* Records to use *
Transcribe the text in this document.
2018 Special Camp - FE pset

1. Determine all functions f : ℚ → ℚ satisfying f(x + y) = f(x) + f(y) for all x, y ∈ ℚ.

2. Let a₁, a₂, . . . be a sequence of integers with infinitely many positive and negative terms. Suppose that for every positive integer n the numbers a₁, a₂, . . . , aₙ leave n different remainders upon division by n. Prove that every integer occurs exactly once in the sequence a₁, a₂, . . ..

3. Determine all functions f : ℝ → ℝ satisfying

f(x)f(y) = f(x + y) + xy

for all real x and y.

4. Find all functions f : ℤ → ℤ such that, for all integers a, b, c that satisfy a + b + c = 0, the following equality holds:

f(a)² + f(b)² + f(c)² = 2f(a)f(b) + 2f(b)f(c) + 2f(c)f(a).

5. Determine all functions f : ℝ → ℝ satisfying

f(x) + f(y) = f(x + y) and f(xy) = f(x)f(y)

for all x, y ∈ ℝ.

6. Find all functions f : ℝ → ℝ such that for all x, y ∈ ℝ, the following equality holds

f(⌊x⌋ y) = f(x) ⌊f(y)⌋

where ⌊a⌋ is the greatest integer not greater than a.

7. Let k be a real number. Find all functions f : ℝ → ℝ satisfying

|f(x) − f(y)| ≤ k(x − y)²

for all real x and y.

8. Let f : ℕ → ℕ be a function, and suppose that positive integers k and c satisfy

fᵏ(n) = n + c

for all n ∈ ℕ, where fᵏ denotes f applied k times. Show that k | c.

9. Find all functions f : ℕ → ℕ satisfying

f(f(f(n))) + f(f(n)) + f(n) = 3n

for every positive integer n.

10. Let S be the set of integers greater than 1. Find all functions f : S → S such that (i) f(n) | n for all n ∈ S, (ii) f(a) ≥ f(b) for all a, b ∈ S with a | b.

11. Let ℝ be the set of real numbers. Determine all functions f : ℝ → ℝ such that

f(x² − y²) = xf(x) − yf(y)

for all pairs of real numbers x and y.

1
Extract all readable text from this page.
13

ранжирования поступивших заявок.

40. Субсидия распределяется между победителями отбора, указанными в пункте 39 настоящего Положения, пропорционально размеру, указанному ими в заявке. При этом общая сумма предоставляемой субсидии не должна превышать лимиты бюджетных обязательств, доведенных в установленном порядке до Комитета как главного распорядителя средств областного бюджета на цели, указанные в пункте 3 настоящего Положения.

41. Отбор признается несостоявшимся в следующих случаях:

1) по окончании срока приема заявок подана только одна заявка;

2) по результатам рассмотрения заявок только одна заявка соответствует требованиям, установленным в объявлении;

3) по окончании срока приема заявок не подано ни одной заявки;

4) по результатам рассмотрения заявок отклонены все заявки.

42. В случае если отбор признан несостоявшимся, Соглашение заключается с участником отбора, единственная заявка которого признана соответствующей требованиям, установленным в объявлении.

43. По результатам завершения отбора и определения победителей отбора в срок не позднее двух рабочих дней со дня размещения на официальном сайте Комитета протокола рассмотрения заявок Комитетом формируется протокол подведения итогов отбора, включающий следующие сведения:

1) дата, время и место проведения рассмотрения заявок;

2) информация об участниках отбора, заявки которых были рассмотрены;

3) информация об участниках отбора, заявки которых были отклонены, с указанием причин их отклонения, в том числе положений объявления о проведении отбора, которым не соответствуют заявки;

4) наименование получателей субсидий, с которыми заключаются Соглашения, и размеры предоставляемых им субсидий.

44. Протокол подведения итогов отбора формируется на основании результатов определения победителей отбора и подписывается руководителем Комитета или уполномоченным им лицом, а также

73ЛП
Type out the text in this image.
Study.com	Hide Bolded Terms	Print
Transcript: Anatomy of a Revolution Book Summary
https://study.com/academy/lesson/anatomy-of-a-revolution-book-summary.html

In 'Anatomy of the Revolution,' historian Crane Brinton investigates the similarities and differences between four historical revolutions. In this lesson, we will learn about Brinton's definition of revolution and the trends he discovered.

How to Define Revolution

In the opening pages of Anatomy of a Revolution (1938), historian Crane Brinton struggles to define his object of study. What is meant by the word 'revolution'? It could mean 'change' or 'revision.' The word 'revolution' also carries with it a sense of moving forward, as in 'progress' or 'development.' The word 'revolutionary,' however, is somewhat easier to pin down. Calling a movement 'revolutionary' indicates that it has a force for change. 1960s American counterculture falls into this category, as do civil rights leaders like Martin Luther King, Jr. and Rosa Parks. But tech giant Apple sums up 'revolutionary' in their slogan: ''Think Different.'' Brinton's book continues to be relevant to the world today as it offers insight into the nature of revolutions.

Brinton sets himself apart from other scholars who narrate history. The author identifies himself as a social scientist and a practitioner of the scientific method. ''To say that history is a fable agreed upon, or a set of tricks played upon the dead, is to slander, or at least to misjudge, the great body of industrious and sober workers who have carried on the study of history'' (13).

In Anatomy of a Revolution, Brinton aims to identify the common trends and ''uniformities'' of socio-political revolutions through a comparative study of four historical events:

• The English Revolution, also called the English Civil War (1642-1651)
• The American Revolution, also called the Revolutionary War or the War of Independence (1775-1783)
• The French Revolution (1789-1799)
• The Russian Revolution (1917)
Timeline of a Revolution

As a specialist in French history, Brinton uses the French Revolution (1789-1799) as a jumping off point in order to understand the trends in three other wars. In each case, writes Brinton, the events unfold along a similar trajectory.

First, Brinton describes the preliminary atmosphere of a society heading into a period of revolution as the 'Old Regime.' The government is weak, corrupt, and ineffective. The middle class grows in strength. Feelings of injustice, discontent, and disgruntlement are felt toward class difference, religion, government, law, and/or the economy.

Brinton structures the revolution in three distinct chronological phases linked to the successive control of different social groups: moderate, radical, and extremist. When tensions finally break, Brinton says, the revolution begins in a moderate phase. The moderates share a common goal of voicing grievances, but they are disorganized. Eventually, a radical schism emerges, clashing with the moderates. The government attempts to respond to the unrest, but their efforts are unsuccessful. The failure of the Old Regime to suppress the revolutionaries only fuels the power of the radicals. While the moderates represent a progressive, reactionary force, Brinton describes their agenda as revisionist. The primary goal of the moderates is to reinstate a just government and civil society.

* Given instruction *
Quote every entry exactly.

* Finished exercise *
Transcribe the text in this document.
2018 Special Camp - FE pset

1. Determine all functions f : ℚ → ℚ satisfying f(x + y) = f(x) + f(y) for all x, y ∈ ℚ.

2. Let a₁, a₂, . . . be a sequence of integers with infinitely many positive and negative terms. Suppose that for every positive integer n the numbers a₁, a₂, . . . , aₙ leave n different remainders upon division by n. Prove that every integer occurs exactly once in the sequence a₁, a₂, . . ..

3. Determine all functions f : ℝ → ℝ satisfying

f(x)f(y) = f(x + y) + xy

for all real x and y.

4. Find all functions f : ℤ → ℤ such that, for all integers a, b, c that satisfy a + b + c = 0, the following equality holds:

f(a)² + f(b)² + f(c)² = 2f(a)f(b) + 2f(b)f(c) + 2f(c)f(a).

5. Determine all functions f : ℝ → ℝ satisfying

f(x) + f(y) = f(x + y) and f(xy) = f(x)f(y)

for all x, y ∈ ℝ.

6. Find all functions f : ℝ → ℝ such that for all x, y ∈ ℝ, the following equality holds

f(⌊x⌋ y) = f(x) ⌊f(y)⌋

where ⌊a⌋ is the greatest integer not greater than a.

7. Let k be a real number. Find all functions f : ℝ → ℝ satisfying

|f(x) − f(y)| ≤ k(x − y)²

for all real x and y.

8. Let f : ℕ → ℕ be a function, and suppose that positive integers k and c satisfy

fᵏ(n) = n + c

for all n ∈ ℕ, where fᵏ denotes f applied k times. Show that k | c.

9. Find all functions f : ℕ → ℕ satisfying

f(f(f(n))) + f(f(n)) + f(n) = 3n

for every positive integer n.

10. Let S be the set of integers greater than 1. Find all functions f : S → S such that (i) f(n) | n for all n ∈ S, (ii) f(a) ≥ f(b) for all a, b ∈ S with a | b.

11. Let ℝ be the set of real numbers. Determine all functions f : ℝ → ℝ such that

f(x² − y²) = xf(x) − yf(y)

for all pairs of real numbers x and y.

1
Extract all readable text from this page.
13

ранжирования поступивших заявок.

40. Субсидия распределяется между победителями отбора, указанными в пункте 39 настоящего Положения, пропорционально размеру, указанному ими в заявке. При этом общая сумма предоставляемой субсидии не должна превышать лимиты бюджетных обязательств, доведенных в установленном порядке до Комитета как главного распорядителя средств областного бюджета на цели, указанные в пункте 3 настоящего Положения.

41. Отбор признается несостоявшимся в следующих случаях:

1) по окончании срока приема заявок подана только одна заявка;

2) по результатам рассмотрения заявок только одна заявка соответствует требованиям, установленным в объявлении;

3) по окончании срока приема заявок не подано ни одной заявки;

4) по результатам рассмотрения заявок отклонены все заявки.

42. В случае если отбор признан несостоявшимся, Соглашение заключается с участником отбора, единственная заявка которого признана соответствующей требованиям, установленным в объявлении.

43. По результатам завершения отбора и определения победителей отбора в срок не позднее двух рабочих дней со дня размещения на официальном сайте Комитета протокола рассмотрения заявок Комитетом формируется протокол подведения итогов отбора, включающий следующие сведения:

1) дата, время и место проведения рассмотрения заявок;

2) информация об участниках отбора, заявки которых были рассмотрены;

3) информация об участниках отбора, заявки которых были отклонены, с указанием причин их отклонения, в том числе положений объявления о проведении отбора, которым не соответствуют заявки;

4) наименование получателей субсидий, с которыми заключаются Соглашения, и размеры предоставляемых им субсидий.

44. Протокол подведения итогов отбора формируется на основании результатов определения победителей отбора и подписывается руководителем Комитета или уполномоченным им лицом, а также

73ЛП
Type out the text in this image.
Study.com	Hide Bolded Terms	Print
Transcript: Anatomy of a Revolution Book Summary
https://study.com/academy/lesson/anatomy-of-a-revolution-book-summary.html

In 'Anatomy of the Revolution,' historian Crane Brinton investigates the similarities and differences between four historical revolutions. In this lesson, we will learn about Brinton's definition of revolution and the trends he discovered.

How to Define Revolution

In the opening pages of Anatomy of a Revolution (1938), historian Crane Brinton struggles to define his object of study. What is meant by the word 'revolution'? It could mean 'change' or 'revision.' The word 'revolution' also carries with it a sense of moving forward, as in 'progress' or 'development.' The word 'revolutionary,' however, is somewhat easier to pin down. Calling a movement 'revolutionary' indicates that it has a force for change. 1960s American counterculture falls into this category, as do civil rights leaders like Martin Luther King, Jr. and Rosa Parks. But tech giant Apple sums up 'revolutionary' in their slogan: ''Think Different.'' Brinton's book continues to be relevant to the world today as it offers insight into the nature of revolutions.

Brinton sets himself apart from other scholars who narrate history. The author identifies himself as a social scientist and a practitioner of the scientific method. ''To say that history is a fable agreed upon, or a set of tricks played upon the dead, is to slander, or at least to misjudge, the great body of industrious and sober workers who have carried on the study of history'' (13).

In Anatomy of a Revolution, Brinton aims to identify the common trends and ''uniformities'' of socio-political revolutions through a comparative study of four historical events:

• The English Revolution, also called the English Civil War (1642-1651)
• The American Revolution, also called the Revolutionary War or the War of Independence (1775-1783)
• The French Revolution (1789-1799)
• The Russian Revolution (1917)
Timeline of a Revolution

As a specialist in French history, Brinton uses the French Revolution (1789-1799) as a jumping off point in order to understand the trends in three other wars. In each case, writes Brinton, the events unfold along a similar trajectory.

First, Brinton describes the preliminary atmosphere of a society heading into a period of revolution as the 'Old Regime.' The government is weak, corrupt, and ineffective. The middle class grows in strength. Feelings of injustice, discontent, and disgruntlement are felt toward class difference, religion, government, law, and/or the economy.

Brinton structures the revolution in three distinct chronological phases linked to the successive control of different social groups: moderate, radical, and extremist. When tensions finally break, Brinton says, the revolution begins in a moderate phase. The moderates share a common goal of voicing grievances, but they are disorganized. Eventually, a radical schism emerges, clashing with the moderates. The government attempts to respond to the unrest, but their efforts are unsuccessful. The failure of the Old Regime to suppress the revolutionaries only fuels the power of the radicals. While the moderates represent a progressive, reactionary force, Brinton describes their agenda as revisionist. The primary goal of the moderates is to reinstate a just government and civil society.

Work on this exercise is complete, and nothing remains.